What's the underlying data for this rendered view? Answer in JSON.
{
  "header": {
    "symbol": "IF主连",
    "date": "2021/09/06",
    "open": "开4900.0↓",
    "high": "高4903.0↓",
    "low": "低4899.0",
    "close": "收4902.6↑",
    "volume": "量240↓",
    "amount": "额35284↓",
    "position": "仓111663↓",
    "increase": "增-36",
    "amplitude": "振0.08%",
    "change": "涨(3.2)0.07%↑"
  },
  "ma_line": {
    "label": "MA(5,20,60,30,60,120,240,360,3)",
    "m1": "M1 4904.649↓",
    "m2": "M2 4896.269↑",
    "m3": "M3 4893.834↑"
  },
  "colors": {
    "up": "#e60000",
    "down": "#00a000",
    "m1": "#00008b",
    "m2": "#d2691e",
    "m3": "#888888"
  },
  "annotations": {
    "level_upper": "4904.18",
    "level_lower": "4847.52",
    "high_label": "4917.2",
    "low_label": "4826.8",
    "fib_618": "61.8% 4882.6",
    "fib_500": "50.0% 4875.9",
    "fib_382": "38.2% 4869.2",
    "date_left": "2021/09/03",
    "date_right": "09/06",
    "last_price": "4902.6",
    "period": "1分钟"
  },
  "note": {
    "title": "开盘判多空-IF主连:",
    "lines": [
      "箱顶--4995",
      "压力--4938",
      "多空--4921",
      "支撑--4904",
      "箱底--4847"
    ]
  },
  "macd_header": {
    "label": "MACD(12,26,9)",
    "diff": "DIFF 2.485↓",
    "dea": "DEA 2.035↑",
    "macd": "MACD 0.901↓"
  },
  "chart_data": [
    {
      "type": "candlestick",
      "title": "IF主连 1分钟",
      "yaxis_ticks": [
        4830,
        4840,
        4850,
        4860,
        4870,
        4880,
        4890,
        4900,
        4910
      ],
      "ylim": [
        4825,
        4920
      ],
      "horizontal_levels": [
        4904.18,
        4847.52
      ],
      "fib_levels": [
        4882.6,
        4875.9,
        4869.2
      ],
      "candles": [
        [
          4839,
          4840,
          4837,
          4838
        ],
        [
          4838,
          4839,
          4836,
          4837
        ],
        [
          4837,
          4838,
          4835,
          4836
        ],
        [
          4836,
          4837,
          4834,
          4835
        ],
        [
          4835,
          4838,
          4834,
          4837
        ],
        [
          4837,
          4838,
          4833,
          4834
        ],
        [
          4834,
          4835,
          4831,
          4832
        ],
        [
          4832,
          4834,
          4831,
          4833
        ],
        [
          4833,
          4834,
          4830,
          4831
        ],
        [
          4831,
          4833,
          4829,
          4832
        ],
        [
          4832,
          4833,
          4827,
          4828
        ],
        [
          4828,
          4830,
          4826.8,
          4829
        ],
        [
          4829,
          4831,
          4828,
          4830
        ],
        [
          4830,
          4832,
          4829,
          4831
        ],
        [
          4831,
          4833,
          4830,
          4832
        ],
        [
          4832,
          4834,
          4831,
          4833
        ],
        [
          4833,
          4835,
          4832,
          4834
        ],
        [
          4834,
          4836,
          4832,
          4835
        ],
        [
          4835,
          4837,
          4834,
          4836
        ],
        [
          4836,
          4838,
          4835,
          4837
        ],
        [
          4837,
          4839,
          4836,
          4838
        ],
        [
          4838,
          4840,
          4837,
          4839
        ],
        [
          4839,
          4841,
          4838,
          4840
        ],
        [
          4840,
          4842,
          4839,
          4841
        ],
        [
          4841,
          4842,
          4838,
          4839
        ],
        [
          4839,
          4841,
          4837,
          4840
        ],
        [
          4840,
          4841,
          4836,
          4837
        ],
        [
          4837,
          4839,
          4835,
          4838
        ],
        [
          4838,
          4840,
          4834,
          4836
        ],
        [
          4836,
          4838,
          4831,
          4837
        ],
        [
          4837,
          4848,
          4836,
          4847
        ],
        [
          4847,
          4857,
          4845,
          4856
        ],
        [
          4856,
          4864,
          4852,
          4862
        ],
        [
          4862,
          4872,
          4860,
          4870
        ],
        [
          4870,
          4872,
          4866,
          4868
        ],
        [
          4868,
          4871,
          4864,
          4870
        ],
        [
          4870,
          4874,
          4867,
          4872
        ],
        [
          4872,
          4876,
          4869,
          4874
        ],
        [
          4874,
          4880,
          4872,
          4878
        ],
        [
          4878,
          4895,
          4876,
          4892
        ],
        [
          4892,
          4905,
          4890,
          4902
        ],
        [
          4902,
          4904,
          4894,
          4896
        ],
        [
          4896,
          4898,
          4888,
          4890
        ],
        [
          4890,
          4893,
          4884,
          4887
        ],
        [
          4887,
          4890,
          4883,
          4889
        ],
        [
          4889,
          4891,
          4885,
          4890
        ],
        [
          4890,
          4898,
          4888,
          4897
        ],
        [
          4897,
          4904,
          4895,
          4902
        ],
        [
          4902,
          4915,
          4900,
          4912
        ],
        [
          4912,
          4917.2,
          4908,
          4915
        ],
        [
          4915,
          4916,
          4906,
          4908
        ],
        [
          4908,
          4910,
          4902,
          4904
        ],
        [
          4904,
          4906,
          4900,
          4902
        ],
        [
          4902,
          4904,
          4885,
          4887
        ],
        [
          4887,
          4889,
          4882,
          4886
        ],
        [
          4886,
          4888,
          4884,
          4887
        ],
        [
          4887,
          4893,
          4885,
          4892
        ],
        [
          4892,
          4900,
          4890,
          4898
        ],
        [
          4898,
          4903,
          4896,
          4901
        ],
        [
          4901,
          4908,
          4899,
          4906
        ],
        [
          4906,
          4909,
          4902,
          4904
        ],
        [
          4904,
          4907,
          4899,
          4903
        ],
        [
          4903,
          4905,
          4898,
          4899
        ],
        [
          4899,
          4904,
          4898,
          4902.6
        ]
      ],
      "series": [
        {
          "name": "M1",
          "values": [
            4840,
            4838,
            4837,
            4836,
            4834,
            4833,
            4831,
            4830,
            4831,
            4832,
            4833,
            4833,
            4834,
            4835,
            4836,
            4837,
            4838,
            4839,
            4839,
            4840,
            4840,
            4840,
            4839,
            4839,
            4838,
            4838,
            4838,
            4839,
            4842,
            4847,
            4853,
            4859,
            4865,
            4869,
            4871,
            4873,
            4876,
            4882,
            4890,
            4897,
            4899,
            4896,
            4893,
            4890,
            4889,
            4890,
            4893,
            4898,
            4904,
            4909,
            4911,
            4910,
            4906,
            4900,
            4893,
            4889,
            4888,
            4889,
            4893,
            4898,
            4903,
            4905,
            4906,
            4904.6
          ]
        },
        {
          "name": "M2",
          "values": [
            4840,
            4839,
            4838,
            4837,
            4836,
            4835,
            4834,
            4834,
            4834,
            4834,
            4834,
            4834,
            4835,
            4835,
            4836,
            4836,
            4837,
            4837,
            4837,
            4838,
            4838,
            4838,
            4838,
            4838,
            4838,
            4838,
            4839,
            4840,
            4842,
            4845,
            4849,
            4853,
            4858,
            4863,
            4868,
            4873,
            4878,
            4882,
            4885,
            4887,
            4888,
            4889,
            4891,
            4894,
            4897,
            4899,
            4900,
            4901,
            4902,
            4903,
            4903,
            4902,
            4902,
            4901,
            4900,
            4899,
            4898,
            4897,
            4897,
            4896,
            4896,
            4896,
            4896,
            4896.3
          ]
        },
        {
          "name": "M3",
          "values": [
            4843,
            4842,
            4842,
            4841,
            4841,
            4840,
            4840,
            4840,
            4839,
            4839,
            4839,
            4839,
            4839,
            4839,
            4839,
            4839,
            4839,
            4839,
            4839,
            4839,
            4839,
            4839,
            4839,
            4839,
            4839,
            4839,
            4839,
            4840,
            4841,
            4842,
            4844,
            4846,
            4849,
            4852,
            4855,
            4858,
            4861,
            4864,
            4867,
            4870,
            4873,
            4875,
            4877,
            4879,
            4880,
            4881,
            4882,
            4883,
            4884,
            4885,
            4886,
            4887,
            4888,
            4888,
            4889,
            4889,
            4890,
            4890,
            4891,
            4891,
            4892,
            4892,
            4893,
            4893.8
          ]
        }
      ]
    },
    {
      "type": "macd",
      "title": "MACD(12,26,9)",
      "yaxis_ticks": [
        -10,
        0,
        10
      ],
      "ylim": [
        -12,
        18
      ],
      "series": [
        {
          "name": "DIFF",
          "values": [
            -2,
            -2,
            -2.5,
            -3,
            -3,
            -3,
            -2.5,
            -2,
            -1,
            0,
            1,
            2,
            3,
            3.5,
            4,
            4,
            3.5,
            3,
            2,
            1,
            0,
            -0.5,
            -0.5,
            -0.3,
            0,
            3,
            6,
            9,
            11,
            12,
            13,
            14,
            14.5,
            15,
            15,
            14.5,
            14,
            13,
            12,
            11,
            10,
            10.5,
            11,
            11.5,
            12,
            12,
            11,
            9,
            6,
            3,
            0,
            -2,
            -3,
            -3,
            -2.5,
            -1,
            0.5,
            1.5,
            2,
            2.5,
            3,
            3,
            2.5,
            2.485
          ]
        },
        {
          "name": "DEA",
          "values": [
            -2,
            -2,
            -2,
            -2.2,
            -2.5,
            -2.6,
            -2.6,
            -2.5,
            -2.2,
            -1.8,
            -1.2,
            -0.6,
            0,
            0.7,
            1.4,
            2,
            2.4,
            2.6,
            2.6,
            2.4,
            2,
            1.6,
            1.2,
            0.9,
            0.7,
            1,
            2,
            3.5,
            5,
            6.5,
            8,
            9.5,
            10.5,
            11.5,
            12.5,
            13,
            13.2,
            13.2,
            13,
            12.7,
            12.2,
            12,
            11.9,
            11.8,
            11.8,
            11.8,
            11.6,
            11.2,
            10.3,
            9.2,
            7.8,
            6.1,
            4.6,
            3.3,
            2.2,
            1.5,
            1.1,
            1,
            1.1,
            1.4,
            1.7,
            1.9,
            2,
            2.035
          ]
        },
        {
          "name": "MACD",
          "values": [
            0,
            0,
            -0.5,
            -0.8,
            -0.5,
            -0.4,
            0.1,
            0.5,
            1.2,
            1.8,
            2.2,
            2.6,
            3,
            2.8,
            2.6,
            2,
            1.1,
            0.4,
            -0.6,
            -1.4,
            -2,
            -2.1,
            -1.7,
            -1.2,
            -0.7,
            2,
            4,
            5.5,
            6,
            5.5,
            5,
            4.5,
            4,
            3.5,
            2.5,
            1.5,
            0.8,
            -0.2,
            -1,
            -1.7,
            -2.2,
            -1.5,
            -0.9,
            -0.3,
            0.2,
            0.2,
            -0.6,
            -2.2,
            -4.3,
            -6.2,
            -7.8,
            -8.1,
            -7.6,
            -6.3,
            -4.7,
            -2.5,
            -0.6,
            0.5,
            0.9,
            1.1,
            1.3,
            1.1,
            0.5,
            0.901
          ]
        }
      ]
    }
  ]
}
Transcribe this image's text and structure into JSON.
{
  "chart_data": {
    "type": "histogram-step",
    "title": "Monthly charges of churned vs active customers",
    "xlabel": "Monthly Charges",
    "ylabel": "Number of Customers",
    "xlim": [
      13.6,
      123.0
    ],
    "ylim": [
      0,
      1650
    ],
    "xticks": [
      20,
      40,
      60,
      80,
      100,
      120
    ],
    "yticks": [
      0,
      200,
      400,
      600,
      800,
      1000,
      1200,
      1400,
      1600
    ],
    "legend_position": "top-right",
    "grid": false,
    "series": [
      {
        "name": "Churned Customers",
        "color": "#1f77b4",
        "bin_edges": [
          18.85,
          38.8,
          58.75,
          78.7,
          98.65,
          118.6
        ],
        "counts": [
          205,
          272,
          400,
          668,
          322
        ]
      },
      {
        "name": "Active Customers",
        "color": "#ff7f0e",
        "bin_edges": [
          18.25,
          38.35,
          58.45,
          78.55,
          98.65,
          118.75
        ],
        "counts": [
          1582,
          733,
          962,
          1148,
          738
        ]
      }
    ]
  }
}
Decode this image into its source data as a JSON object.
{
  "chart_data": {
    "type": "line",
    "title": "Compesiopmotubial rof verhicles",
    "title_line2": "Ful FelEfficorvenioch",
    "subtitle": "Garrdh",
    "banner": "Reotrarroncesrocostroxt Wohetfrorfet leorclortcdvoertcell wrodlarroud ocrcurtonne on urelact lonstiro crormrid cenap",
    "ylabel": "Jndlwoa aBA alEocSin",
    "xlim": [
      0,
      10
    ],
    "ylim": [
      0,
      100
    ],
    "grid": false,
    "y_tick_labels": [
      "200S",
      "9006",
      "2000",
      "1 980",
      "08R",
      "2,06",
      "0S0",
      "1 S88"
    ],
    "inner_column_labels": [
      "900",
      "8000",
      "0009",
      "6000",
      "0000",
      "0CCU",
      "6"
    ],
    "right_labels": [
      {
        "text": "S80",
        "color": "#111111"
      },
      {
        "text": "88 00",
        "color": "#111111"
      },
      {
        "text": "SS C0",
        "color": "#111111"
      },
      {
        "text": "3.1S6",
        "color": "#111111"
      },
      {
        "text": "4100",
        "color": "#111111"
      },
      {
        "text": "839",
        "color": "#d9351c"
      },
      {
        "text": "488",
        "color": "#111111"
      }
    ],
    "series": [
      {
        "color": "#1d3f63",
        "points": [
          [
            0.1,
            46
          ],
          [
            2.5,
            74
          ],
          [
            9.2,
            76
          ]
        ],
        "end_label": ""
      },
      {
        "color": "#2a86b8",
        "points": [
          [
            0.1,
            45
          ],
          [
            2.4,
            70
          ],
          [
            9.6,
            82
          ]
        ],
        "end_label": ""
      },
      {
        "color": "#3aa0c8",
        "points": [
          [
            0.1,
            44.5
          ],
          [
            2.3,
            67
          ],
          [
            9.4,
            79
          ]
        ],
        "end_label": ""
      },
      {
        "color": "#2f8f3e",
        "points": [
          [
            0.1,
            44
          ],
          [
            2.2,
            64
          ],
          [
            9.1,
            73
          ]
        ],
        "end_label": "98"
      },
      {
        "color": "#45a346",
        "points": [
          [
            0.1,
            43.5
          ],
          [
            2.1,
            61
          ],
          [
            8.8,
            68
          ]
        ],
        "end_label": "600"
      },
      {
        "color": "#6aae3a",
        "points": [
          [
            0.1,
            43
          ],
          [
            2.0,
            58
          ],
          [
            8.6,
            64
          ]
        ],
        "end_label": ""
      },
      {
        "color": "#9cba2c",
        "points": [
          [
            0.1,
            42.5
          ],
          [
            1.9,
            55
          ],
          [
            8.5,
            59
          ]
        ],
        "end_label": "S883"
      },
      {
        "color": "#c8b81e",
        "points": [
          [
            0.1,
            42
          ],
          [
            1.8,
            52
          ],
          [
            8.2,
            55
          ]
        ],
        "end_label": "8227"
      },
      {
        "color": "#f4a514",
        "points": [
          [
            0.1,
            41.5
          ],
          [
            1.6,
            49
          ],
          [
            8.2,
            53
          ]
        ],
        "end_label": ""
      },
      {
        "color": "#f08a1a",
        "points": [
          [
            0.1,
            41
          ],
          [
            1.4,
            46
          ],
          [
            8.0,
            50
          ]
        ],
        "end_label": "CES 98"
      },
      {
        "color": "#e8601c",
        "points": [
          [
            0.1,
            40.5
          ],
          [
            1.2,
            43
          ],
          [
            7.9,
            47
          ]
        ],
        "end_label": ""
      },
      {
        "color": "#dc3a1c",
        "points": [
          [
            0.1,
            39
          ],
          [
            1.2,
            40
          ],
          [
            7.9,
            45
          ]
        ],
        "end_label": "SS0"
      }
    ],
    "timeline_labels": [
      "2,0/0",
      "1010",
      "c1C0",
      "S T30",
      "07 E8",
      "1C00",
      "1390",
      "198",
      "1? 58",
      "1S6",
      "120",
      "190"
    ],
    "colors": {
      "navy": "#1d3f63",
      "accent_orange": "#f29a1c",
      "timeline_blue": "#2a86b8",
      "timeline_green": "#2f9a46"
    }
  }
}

--------------------------------

Determine the number of lines in these entries that contain the word "this", and write only that number.

(Task result)
3